Copy out every line of the data exactly.

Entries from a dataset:
_ _ _ _ _
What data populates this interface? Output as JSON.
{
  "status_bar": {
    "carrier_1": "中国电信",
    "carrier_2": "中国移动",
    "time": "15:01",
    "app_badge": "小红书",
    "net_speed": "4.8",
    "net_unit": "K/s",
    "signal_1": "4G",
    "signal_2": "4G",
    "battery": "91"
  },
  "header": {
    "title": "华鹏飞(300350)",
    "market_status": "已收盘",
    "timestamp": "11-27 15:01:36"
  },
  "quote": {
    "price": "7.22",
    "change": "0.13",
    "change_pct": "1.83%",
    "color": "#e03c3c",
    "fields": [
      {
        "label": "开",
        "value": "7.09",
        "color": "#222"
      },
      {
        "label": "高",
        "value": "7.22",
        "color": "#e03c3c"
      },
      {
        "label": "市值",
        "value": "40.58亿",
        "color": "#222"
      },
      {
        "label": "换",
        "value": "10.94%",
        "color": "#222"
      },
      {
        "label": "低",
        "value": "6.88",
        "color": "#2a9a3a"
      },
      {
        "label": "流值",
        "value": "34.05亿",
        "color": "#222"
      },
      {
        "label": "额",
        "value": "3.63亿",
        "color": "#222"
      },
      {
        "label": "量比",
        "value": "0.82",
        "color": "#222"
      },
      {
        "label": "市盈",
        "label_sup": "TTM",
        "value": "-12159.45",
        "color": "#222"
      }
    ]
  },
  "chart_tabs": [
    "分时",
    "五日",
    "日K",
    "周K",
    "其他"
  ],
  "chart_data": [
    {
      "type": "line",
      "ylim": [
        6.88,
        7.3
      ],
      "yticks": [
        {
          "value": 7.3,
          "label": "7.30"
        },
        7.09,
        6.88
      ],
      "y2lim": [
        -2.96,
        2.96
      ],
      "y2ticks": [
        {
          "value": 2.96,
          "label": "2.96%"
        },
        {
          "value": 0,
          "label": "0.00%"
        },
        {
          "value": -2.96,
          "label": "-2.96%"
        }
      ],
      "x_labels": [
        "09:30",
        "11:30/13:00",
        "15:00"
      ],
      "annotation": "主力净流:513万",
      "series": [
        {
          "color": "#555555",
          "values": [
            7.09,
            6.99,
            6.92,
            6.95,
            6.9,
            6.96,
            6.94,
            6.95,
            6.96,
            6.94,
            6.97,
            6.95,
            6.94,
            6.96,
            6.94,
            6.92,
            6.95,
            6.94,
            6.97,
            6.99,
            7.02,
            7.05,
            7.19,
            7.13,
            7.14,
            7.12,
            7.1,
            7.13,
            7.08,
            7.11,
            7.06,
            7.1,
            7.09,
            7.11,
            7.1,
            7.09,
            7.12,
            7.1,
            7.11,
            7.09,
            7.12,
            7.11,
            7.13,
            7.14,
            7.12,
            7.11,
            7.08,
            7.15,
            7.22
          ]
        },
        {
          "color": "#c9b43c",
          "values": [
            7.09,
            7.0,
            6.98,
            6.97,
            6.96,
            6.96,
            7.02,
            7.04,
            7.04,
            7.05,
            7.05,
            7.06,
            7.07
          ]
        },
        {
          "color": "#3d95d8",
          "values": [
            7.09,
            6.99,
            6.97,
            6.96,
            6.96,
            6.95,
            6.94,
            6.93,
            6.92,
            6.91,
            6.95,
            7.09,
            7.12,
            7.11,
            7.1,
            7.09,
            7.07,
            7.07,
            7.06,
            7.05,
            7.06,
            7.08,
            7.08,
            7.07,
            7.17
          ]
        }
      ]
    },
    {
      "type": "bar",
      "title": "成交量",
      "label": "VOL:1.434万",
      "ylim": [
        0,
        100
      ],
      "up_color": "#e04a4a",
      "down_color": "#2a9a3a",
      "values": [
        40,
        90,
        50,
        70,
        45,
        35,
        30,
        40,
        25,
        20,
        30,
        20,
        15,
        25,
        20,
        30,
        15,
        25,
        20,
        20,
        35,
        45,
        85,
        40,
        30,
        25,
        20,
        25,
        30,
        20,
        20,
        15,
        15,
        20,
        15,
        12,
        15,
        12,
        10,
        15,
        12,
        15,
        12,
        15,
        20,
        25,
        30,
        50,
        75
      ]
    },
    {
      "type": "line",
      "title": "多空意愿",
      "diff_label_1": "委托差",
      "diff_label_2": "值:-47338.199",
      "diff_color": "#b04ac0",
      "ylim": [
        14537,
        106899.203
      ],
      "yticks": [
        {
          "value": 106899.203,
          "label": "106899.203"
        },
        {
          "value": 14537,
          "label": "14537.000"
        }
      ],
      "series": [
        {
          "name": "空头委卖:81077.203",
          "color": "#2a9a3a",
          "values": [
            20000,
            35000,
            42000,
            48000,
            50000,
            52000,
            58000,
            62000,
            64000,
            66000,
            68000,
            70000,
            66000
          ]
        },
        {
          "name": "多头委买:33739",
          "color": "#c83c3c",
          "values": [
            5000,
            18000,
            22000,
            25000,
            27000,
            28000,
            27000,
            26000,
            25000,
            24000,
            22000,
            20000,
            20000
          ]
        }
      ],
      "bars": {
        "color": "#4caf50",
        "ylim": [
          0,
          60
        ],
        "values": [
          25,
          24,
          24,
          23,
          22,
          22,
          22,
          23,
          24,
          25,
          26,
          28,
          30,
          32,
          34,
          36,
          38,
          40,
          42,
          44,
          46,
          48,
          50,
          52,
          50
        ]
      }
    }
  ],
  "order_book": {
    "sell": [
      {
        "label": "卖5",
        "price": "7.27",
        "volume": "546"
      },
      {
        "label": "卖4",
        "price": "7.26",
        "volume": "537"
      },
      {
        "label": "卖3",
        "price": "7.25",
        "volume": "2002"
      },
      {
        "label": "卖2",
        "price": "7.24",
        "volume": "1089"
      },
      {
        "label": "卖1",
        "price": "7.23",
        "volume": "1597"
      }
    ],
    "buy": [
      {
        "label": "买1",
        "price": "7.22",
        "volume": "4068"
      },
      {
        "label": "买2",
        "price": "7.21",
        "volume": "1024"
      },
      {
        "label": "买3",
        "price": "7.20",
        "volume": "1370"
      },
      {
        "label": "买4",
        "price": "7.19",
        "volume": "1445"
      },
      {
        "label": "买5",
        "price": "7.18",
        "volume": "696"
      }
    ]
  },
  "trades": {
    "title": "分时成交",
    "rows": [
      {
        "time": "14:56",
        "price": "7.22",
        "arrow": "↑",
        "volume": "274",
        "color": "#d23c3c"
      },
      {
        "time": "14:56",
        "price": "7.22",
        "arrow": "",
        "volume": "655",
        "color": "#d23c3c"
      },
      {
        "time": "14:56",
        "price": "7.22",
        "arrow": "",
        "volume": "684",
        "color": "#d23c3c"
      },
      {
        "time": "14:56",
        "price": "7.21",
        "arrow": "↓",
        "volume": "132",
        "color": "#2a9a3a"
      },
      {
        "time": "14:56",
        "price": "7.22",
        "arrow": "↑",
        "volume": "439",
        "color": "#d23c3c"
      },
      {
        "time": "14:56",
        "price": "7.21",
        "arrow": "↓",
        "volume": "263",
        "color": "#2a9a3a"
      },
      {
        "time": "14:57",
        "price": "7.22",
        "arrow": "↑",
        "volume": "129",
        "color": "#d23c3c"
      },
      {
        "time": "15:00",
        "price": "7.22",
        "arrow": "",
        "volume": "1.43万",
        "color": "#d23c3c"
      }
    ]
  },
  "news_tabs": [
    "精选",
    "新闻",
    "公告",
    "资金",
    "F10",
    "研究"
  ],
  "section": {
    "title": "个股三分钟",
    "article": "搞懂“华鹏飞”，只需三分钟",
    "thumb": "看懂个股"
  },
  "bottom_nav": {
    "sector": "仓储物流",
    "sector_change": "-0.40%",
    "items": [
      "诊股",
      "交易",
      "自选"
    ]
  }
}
_ _ _ _ _
Result.
What data populates this interface? Output as JSON.
{
  "status_bar": {
    "carrier_1": "中国电信",
    "carrier_2": "中国移动",
    "time": "15:01",
    "app_badge": "小红书",
    "net_speed": "4.8",
    "net_unit": "K/s",
    "signal_1": "4G",
    "signal_2": "4G",
    "battery": "91"
  },
  "header": {
    "title": "华鹏飞(300350)",
    "market_status": "已收盘",
    "timestamp": "11-27 15:01:36"
  },
  "quote": {
    "price": "7.22",
    "change": "0.13",
    "change_pct": "1.83%",
    "color": "#e03c3c",
    "fields": [
      {
        "label": "开",
        "value": "7.09",
        "color": "#222"
      },
      {
        "label": "高",
        "value": "7.22",
        "color": "#e03c3c"
      },
      {
        "label": "市值",
        "value": "40.58亿",
        "color": "#222"
      },
      {
        "label": "换",
        "value": "10.94%",
        "color": "#222"
      },
      {
        "label": "低",
        "value": "6.88",
        "color": "#2a9a3a"
      },
      {
        "label": "流值",
        "value": "34.05亿",
        "color": "#222"
      },
      {
        "label": "额",
        "value": "3.63亿",
        "color": "#222"
      },
      {
        "label": "量比",
        "value": "0.82",
        "color": "#222"
      },
      {
        "label": "市盈",
        "label_sup": "TTM",
        "value": "-12159.45",
        "color": "#222"
      }
    ]
  },
  "chart_tabs": [
    "分时",
    "五日",
    "日K",
    "周K",
    "其他"
  ],
  "chart_data": [
    {
      "type": "line",
      "ylim": [
        6.88,
        7.3
      ],
      "yticks": [
        {
          "value": 7.3,
          "label": "7.30"
        },
        7.09,
        6.88
      ],
      "y2lim": [
        -2.96,
        2.96
      ],
      "y2ticks": [
        {
          "value": 2.96,
          "label": "2.96%"
        },
        {
          "value": 0,
          "label": "0.00%"
        },
        {
          "value": -2.96,
          "label": "-2.96%"
        }
      ],
      "x_labels": [
        "09:30",
        "11:30/13:00",
        "15:00"
      ],
      "annotation": "主力净流:513万",
      "series": [
        {
          "color": "#555555",
          "values": [
            7.09,
            6.99,
            6.92,
            6.95,
            6.9,
            6.96,
            6.94,
            6.95,
            6.96,
            6.94,
            6.97,
            6.95,
            6.94,
            6.96,
            6.94,
            6.92,
            6.95,
            6.94,
            6.97,
            6.99,
            7.02,
            7.05,
            7.19,
            7.13,
            7.14,
            7.12,
            7.1,
            7.13,
            7.08,
            7.11,
            7.06,
            7.1,
            7.09,
            7.11,
            7.1,
            7.09,
            7.12,
            7.1,
            7.11,
            7.09,
            7.12,
            7.11,
            7.13,
            7.14,
            7.12,
            7.11,
            7.08,
            7.15,
            7.22
          ]
        },
        {
          "color": "#c9b43c",
          "values": [
            7.09,
            7.0,
            6.98,
            6.97,
            6.96,
            6.96,
            7.02,
            7.04,
            7.04,
            7.05,
            7.05,
            7.06,
            7.07
          ]
        },
        {
          "color": "#3d95d8",
          "values": [
            7.09,
            6.99,
            6.97,
            6.96,
            6.96,
            6.95,
            6.94,
            6.93,
            6.92,
            6.91,
            6.95,
            7.09,
            7.12,
            7.11,
            7.1,
            7.09,
            7.07,
            7.07,
            7.06,
            7.05,
            7.06,
            7.08,
            7.08,
            7.07,
            7.17
          ]
        }
      ]
    },
    {
      "type": "bar",
      "title": "成交量",
      "label": "VOL:1.434万",
      "ylim": [
        0,
        100
      ],
      "up_color": "#e04a4a",
      "down_color": "#2a9a3a",
      "values": [
        40,
        90,
        50,
        70,
        45,
        35,
        30,
        40,
        25,
        20,
        30,
        20,
        15,
        25,
        20,
        30,
        15,
        25,
        20,
        20,
        35,
        45,
        85,
        40,
        30,
        25,
        20,
        25,
        30,
        20,
        20,
        15,
        15,
        20,
        15,
        12,
        15,
        12,
        10,
        15,
        12,
        15,
        12,
        15,
        20,
        25,
        30,
        50,
        75
      ]
    },
    {
      "type": "line",
      "title": "多空意愿",
      "diff_label_1": "委托差",
      "diff_label_2": "值:-47338.199",
      "diff_color": "#b04ac0",
      "ylim": [
        14537,
        106899.203
      ],
      "yticks": [
        {
          "value": 106899.203,
          "label": "106899.203"
        },
        {
          "value": 14537,
          "label": "14537.000"
        }
      ],
      "series": [
        {
          "name": "空头委卖:81077.203",
          "color": "#2a9a3a",
          "values": [
            20000,
            35000,
            42000,
            48000,
            50000,
            52000,
            58000,
            62000,
            64000,
            66000,
            68000,
            70000,
            66000
          ]
        },
        {
          "name": "多头委买:33739",
          "color": "#c83c3c",
          "values": [
            5000,
            18000,
            22000,
            25000,
            27000,
            28000,
            27000,
            26000,
            25000,
            24000,
            22000,
            20000,
            20000
          ]
        }
      ],
      "bars": {
        "color": "#4caf50",
        "ylim": [
          0,
          60
        ],
        "values": [
          25,
          24,
          24,
          23,
          22,
          22,
          22,
          23,
          24,
          25,
          26,
          28,
          30,
          32,
          34,
          36,
          38,
          40,
          42,
          44,
          46,
          48,
          50,
          52,
          50
        ]
      }
    }
  ],
  "order_book": {
    "sell": [
      {
        "label": "卖5",
        "price": "7.27",
        "volume": "546"
      },
      {
        "label": "卖4",
        "price": "7.26",
        "volume": "537"
      },
      {
        "label": "卖3",
        "price": "7.25",
        "volume": "2002"
      },
      {
        "label": "卖2",
        "price": "7.24",
        "volume": "1089"
      },
      {
        "label": "卖1",
        "price": "7.23",
        "volume": "1597"
      }
    ],
    "buy": [
      {
        "label": "买1",
        "price": "7.22",
        "volume": "4068"
      },
      {
        "label": "买2",
        "price": "7.21",
        "volume": "1024"
      },
      {
        "label": "买3",
        "price": "7.20",
        "volume": "1370"
      },
      {
        "label": "买4",
        "price": "7.19",
        "volume": "1445"
      },
      {
        "label": "买5",
        "price": "7.18",
        "volume": "696"
      }
    ]
  },
  "trades": {
    "title": "分时成交",
    "rows": [
      {
        "time": "14:56",
        "price": "7.22",
        "arrow": "↑",
        "volume": "274",
        "color": "#d23c3c"
      },
      {
        "time": "14:56",
        "price": "7.22",
        "arrow": "",
        "volume": "655",
        "color": "#d23c3c"
      },
      {
        "time": "14:56",
        "price": "7.22",
        "arrow": "",
        "volume": "684",
        "color": "#d23c3c"
      },
      {
        "time": "14:56",
        "price": "7.21",
        "arrow": "↓",
        "volume": "132",
        "color": "#2a9a3a"
      },
      {
        "time": "14:56",
        "price": "7.22",
        "arrow": "↑",
        "volume": "439",
        "color": "#d23c3c"
      },
      {
        "time": "14:56",
        "price": "7.21",
        "arrow": "↓",
        "volume": "263",
        "color": "#2a9a3a"
      },
      {
        "time": "14:57",
        "price": "7.22",
        "arrow": "↑",
        "volume": "129",
        "color": "#d23c3c"
      },
      {
        "time": "15:00",
        "price": "7.22",
        "arrow": "",
        "volume": "1.43万",
        "color": "#d23c3c"
      }
    ]
  },
  "news_tabs": [
    "精选",
    "新闻",
    "公告",
    "资金",
    "F10",
    "研究"
  ],
  "section": {
    "title": "个股三分钟",
    "article": "搞懂“华鹏飞”，只需三分钟",
    "thumb": "看懂个股"
  },
  "bottom_nav": {
    "sector": "仓储物流",
    "sector_change": "-0.40%",
    "items": [
      "诊股",
      "交易",
      "自选"
    ]
  }
}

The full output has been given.